_Written task:_ How many lines in the entries below include the string "point"? Answer with the number only.

^^^^^^^^^^^^^^^^

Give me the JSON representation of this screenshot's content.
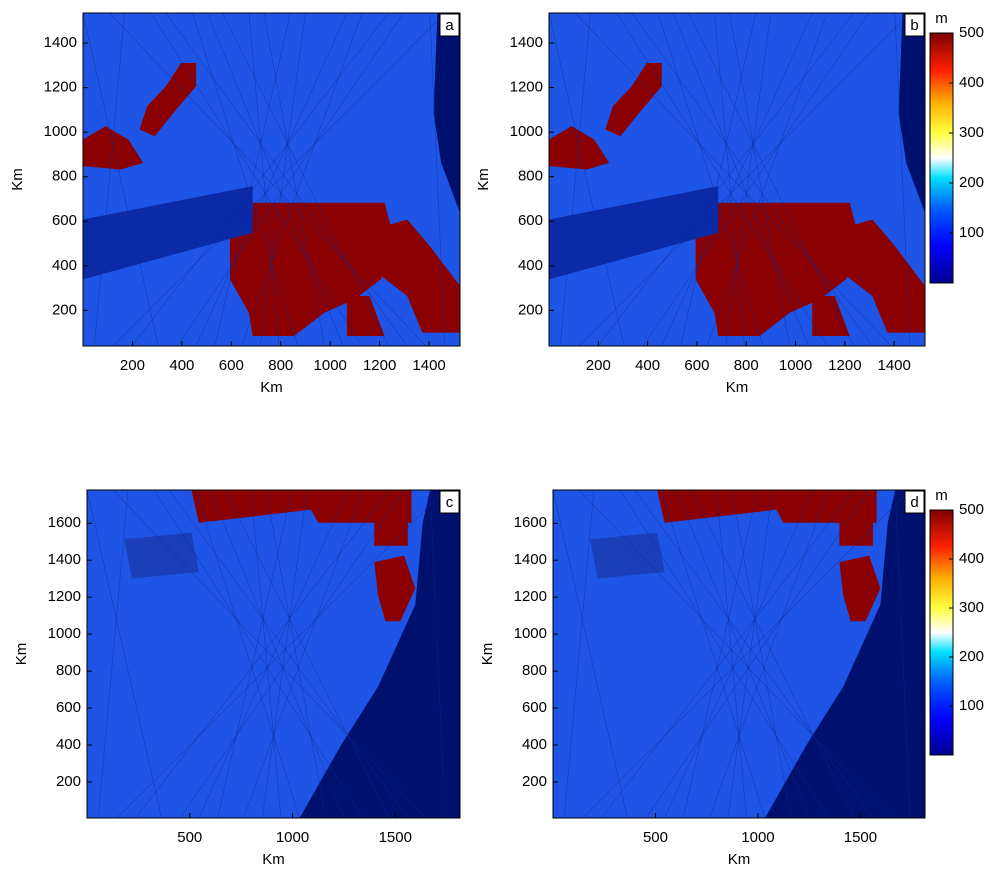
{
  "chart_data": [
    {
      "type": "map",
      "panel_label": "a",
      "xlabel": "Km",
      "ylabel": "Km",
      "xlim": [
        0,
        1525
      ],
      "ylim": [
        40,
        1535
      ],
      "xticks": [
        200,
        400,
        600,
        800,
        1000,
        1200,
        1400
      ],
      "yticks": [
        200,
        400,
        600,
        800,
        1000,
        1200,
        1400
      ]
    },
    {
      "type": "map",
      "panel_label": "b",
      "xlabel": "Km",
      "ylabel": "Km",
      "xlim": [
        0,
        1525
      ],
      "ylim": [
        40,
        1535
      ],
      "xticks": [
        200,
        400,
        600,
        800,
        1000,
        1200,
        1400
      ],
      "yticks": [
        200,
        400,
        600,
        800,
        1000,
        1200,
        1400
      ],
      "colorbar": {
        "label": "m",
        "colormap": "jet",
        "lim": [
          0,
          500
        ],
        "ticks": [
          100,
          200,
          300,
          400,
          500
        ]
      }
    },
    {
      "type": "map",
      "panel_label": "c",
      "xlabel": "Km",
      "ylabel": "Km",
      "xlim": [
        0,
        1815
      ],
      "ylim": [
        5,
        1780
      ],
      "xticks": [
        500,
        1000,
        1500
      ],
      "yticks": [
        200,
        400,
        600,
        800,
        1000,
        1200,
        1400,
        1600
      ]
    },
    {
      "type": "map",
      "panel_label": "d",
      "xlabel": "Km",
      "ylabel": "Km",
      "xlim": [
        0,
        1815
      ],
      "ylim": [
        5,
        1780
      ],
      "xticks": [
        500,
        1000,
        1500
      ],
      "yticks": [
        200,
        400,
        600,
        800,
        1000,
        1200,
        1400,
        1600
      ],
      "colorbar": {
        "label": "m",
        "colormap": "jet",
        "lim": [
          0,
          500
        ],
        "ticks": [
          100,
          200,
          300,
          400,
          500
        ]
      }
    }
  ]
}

^^^^^^^^^^^^^^^^

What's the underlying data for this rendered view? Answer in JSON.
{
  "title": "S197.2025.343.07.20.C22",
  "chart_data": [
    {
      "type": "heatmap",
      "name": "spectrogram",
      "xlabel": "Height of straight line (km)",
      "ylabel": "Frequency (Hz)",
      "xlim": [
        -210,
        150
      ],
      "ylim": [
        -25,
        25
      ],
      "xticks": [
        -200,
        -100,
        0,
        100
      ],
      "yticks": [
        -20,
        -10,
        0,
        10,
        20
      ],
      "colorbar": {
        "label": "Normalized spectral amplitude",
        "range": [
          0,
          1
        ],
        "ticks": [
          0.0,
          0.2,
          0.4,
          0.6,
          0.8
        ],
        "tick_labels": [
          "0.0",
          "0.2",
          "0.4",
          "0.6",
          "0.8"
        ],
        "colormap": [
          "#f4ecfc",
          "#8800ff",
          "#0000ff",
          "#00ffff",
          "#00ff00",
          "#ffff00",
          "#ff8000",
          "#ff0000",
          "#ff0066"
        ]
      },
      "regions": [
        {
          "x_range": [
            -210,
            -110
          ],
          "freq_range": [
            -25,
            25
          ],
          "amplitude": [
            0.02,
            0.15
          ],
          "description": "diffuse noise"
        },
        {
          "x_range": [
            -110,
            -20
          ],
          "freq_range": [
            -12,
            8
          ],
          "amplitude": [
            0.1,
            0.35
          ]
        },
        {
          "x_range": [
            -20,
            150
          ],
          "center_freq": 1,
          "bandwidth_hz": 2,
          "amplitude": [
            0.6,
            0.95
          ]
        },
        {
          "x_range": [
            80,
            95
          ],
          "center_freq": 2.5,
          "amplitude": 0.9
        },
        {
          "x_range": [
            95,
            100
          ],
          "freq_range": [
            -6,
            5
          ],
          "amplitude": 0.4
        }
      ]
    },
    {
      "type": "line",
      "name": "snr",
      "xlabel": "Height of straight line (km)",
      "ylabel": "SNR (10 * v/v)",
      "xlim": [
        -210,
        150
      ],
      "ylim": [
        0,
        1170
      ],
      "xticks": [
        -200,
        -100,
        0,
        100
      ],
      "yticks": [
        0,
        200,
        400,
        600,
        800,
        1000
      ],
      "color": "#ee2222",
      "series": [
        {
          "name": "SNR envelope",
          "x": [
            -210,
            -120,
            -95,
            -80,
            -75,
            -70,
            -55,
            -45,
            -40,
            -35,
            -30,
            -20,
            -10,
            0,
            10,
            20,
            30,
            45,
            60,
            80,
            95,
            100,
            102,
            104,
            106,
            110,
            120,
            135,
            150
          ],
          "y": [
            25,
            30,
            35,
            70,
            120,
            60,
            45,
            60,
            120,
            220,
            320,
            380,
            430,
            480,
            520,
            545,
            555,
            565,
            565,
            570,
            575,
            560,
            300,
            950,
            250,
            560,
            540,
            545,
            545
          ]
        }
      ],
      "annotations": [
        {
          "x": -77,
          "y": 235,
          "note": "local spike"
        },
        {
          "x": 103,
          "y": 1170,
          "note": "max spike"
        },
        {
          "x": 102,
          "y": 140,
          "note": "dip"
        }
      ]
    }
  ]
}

^^^^^^^^^^^^^^^^

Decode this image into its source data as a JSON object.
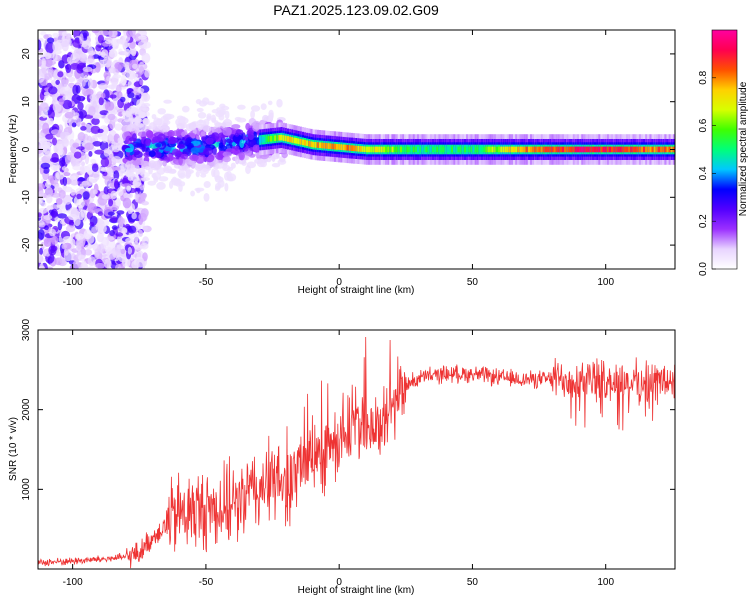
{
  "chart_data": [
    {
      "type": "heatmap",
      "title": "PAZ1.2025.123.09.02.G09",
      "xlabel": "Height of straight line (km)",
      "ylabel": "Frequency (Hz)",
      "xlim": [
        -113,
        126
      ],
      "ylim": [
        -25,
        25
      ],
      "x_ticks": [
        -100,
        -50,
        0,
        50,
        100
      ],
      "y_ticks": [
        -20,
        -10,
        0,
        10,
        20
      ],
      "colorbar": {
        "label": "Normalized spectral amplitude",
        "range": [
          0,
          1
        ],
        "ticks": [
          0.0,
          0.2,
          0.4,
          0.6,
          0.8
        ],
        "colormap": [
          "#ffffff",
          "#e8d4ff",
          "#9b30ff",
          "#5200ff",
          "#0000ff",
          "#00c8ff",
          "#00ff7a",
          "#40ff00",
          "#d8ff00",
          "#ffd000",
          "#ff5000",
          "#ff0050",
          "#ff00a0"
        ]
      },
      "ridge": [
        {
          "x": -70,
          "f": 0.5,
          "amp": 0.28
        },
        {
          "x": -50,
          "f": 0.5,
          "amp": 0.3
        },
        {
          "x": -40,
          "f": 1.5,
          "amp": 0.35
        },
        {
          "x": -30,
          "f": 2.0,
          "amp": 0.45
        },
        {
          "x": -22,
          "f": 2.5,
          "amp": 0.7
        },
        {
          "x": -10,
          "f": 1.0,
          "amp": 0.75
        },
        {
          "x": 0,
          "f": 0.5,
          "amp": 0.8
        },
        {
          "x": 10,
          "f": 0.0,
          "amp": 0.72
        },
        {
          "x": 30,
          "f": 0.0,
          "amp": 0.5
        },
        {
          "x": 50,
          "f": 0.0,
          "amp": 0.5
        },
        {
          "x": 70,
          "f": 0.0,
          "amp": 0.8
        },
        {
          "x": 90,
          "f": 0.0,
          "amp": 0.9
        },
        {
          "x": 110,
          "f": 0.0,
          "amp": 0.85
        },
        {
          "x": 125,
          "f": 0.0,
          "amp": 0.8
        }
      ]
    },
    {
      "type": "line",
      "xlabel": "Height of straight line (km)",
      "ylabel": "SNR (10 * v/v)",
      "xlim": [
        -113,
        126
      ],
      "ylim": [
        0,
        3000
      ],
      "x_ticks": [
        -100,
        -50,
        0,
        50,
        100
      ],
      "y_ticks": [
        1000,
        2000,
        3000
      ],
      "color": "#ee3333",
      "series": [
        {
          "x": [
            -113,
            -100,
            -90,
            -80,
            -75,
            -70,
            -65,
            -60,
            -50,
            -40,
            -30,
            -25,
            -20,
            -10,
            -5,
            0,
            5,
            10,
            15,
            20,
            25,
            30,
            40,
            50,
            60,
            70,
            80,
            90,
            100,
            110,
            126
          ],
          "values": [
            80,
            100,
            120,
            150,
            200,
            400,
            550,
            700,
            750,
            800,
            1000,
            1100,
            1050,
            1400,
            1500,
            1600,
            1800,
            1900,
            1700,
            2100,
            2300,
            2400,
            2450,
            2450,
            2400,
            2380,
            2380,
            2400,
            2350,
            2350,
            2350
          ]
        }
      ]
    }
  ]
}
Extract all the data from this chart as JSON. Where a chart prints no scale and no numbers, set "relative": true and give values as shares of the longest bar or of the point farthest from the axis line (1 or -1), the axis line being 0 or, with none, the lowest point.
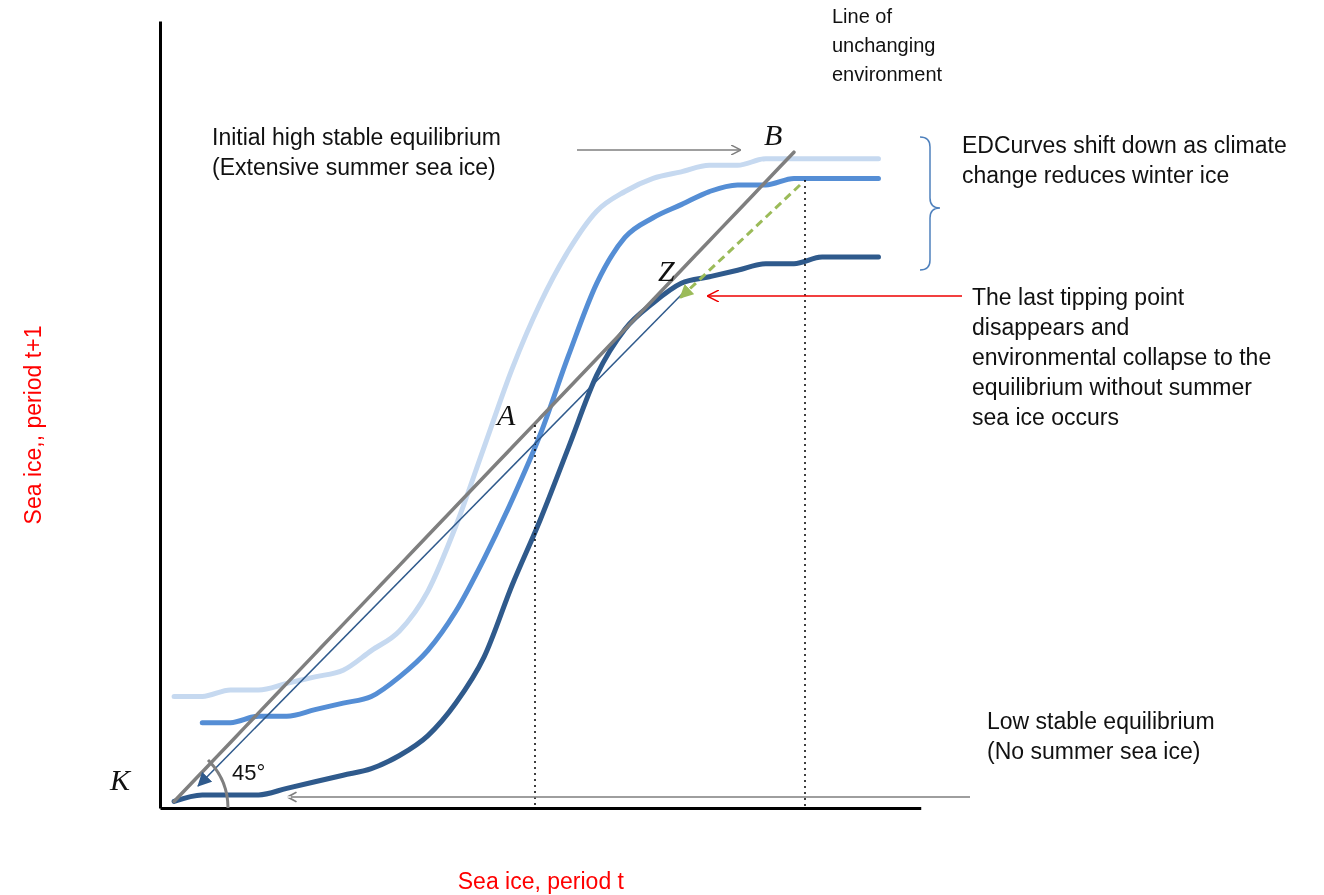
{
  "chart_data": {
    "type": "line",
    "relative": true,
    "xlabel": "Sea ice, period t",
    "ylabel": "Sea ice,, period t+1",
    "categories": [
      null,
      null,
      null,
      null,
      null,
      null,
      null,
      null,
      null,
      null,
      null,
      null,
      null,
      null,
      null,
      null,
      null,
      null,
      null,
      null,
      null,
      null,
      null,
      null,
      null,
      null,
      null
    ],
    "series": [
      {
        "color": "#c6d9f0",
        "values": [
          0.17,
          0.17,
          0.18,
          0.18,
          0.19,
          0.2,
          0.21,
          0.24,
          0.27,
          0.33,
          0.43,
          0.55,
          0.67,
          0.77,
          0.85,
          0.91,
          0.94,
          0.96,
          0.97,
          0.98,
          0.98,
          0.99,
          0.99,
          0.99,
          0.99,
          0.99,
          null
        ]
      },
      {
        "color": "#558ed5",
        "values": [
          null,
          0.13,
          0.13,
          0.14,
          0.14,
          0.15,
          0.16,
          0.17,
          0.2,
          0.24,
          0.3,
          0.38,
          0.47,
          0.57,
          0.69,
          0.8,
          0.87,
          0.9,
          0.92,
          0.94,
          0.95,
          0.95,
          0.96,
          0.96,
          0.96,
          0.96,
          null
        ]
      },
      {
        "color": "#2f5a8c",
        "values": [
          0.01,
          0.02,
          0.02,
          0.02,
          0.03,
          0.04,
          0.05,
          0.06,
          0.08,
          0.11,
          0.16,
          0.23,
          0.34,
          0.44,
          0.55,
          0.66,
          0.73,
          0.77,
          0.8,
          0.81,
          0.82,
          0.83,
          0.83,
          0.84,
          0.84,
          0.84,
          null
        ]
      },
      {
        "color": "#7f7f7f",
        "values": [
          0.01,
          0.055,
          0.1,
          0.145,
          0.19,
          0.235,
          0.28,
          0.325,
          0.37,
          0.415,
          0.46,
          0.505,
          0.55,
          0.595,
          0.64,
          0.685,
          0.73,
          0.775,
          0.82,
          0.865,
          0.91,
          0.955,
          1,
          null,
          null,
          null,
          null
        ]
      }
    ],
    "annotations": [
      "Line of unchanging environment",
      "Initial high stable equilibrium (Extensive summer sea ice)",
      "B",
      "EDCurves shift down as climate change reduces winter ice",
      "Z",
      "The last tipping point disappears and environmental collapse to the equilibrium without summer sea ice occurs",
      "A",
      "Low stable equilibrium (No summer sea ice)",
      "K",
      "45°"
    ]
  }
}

^^^^^^^^^^^^^^^^

_Written reply:_ 2